**Problem to solve**
Retype the records below word for word and omit any image.

**Material for the task**
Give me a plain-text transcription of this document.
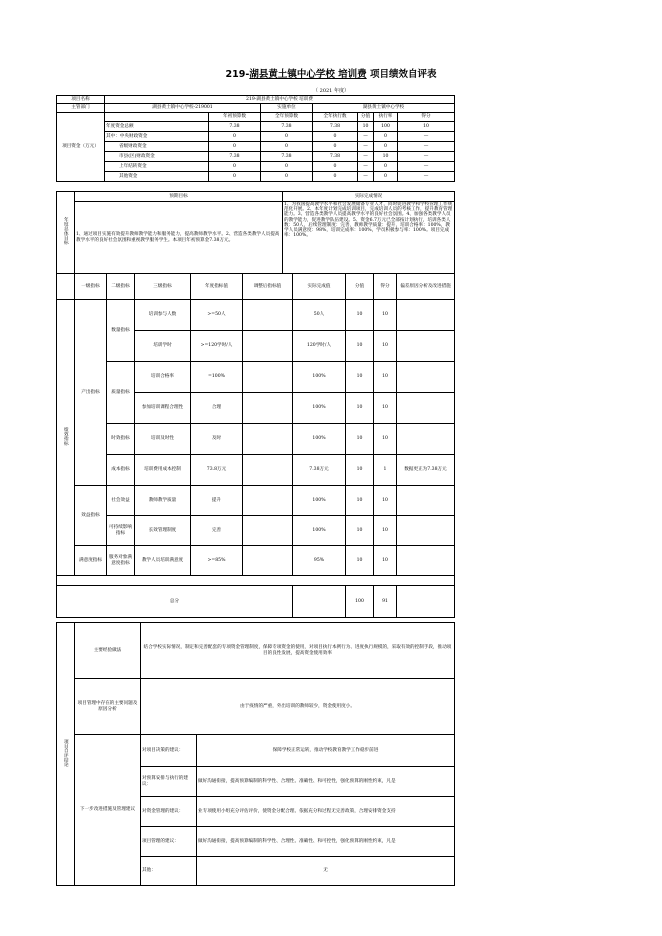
219-湖县黄土镇中心学校 培训费 项目绩效自评表
（ 2021 年度）
项目名称	219-湖县黄土镇中心学校 培训费						
主管部门	湖县黄土镇中心学校-219001		实施单位	湖县黄土镇中心学校			
项目资金（万元）		年初预算数	全年预算数	全年执行数	分值	执行率	得分
	年度资金总额	7.38	7.38	7.38	10	100	10
	其中：中央财政资金	0	0	0	—	0	—
	省级财政资金	0	0	0	—	0	—
	市县(区)财政资金	7.38	7.38	7.38	—	10	—
	上年结转资金	0	0	0	—	0	—
	其他资金	0	0	0	—	0	—
年度总体目标	预期目标	实际完成情况

	1、通过项目实施有效提升教师教学能力和服务能力，提高教师教学水平。2、营造各类教学人员提高教学水平的良好社会氛围和重视教学服务学生。本项目年初预算金7.38万元。	1、为我国提高教学水平和社会发展储备专业人才，同时促进教学和学校管理工作规范化开展。2、本年度计划完成培训项目，完成培训人员的考核工作，提升教育管理能力。3、营造各类教学人员提高教学水平的良好社会氛围。4、加强各类教学人员的教学能力，促进教学队伍建设。5、资金6.7万元已全部按计划执行，培训各类人数：50人，后续管理制度：完善，教师教学质量：提升，培训合格率：100%，教学人员满意度：98%，培训完成率：100%，学员积极参与率：100%。项目完成率：100%。
	一级指标	二级指标	三级指标	年度指标值	调整后指标值	实际完成值	分值	得分	偏差原因分析及改进措施
绩效指标	产出指标	数量指标	培训参与人数	>=50人		50人	10	10	
			培训学时	>=120学时/人		120学时/人	10	10	
		质量指标	培训合格率	=100%		100%	10	10	
			参加培训课程合理性	合理		100%	10	10	
		时效指标	培训及时性	及时		100%	10	10	
		成本指标	培训费用成本控制	73.8万元		7.38万元	10	1	数据更正为7.38万元
	效益指标	社会效益	教师教学质量	提升		100%	10	10	
		可持续影响指标	长效管理制度	完善		100%	10	10	
	满意度指标	服务对象满意度指标	教学人员培训满意度	>=85%		95%	10	10	

总分							100	91	
项目自评结论	主要经验做法	结合学校实际情况，制定和完善配套的专项资金管理制度，保障专项资金的使用，对项目执行本例行为、进度执行规模的，采取有效的控制手段，推动项目的良性发展，提高资金使用效率	
	项目管理中存在的主要问题及原因分析	由于疫情的严重，外出培训的教师较少，资金使用度小。	
	下一步改进措施及管理建议	对项目决策的建议：	保障学校正常运转，推动学校教育教学工作稳步前进
		对预算安排与执行的建议：	做好沟通衔接，提高预算编制的科学性、合理性、准确性、和可控性，强化预算的刚性约束，凡是
		对资金管理的建议：	业专项使用小组充分评估评价，使资金分配合理、依据充分和过程无完善政策，合理安排资金支持
		项目管理的建议：	做好沟通衔接，提高预算编制的科学性、合理性、准确性、和可控性，强化预算的刚性约束，凡是
		其他：	无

**Solution for this task**
Give me a plain-text transcription of this document.
219-湖县黄土镇中心学校 培训费 项目绩效自评表
（ 2021 年度）
项目名称	219-湖县黄土镇中心学校 培训费						
主管部门	湖县黄土镇中心学校-219001		实施单位	湖县黄土镇中心学校			
项目资金（万元）		年初预算数	全年预算数	全年执行数	分值	执行率	得分
	年度资金总额	7.38	7.38	7.38	10	100	10
	其中：中央财政资金	0	0	0	—	0	—
	省级财政资金	0	0	0	—	0	—
	市县(区)财政资金	7.38	7.38	7.38	—	10	—
	上年结转资金	0	0	0	—	0	—
	其他资金	0	0	0	—	0	—
年度总体目标	预期目标	实际完成情况

	1、通过项目实施有效提升教师教学能力和服务能力，提高教师教学水平。2、营造各类教学人员提高教学水平的良好社会氛围和重视教学服务学生。本项目年初预算金7.38万元。	1、为我国提高教学水平和社会发展储备专业人才，同时促进教学和学校管理工作规范化开展。2、本年度计划完成培训项目，完成培训人员的考核工作，提升教育管理能力。3、营造各类教学人员提高教学水平的良好社会氛围。4、加强各类教学人员的教学能力，促进教学队伍建设。5、资金6.7万元已全部按计划执行，培训各类人数：50人，后续管理制度：完善，教师教学质量：提升，培训合格率：100%，教学人员满意度：98%，培训完成率：100%，学员积极参与率：100%。项目完成率：100%。
	一级指标	二级指标	三级指标	年度指标值	调整后指标值	实际完成值	分值	得分	偏差原因分析及改进措施
绩效指标	产出指标	数量指标	培训参与人数	>=50人		50人	10	10	
			培训学时	>=120学时/人		120学时/人	10	10	
		质量指标	培训合格率	=100%		100%	10	10	
			参加培训课程合理性	合理		100%	10	10	
		时效指标	培训及时性	及时		100%	10	10	
		成本指标	培训费用成本控制	73.8万元		7.38万元	10	1	数据更正为7.38万元
	效益指标	社会效益	教师教学质量	提升		100%	10	10	
		可持续影响指标	长效管理制度	完善		100%	10	10	
	满意度指标	服务对象满意度指标	教学人员培训满意度	>=85%		95%	10	10	

总分							100	91	
项目自评结论	主要经验做法	结合学校实际情况，制定和完善配套的专项资金管理制度，保障专项资金的使用，对项目执行本例行为、进度执行规模的，采取有效的控制手段，推动项目的良性发展，提高资金使用效率	
	项目管理中存在的主要问题及原因分析	由于疫情的严重，外出培训的教师较少，资金使用度小。	
	下一步改进措施及管理建议	对项目决策的建议：	保障学校正常运转，推动学校教育教学工作稳步前进
		对预算安排与执行的建议：	做好沟通衔接，提高预算编制的科学性、合理性、准确性、和可控性，强化预算的刚性约束，凡是
		对资金管理的建议：	业专项使用小组充分评估评价，使资金分配合理、依据充分和过程无完善政策，合理安排资金支持
		项目管理的建议：	做好沟通衔接，提高预算编制的科学性、合理性、准确性、和可控性，强化预算的刚性约束，凡是
		其他：	无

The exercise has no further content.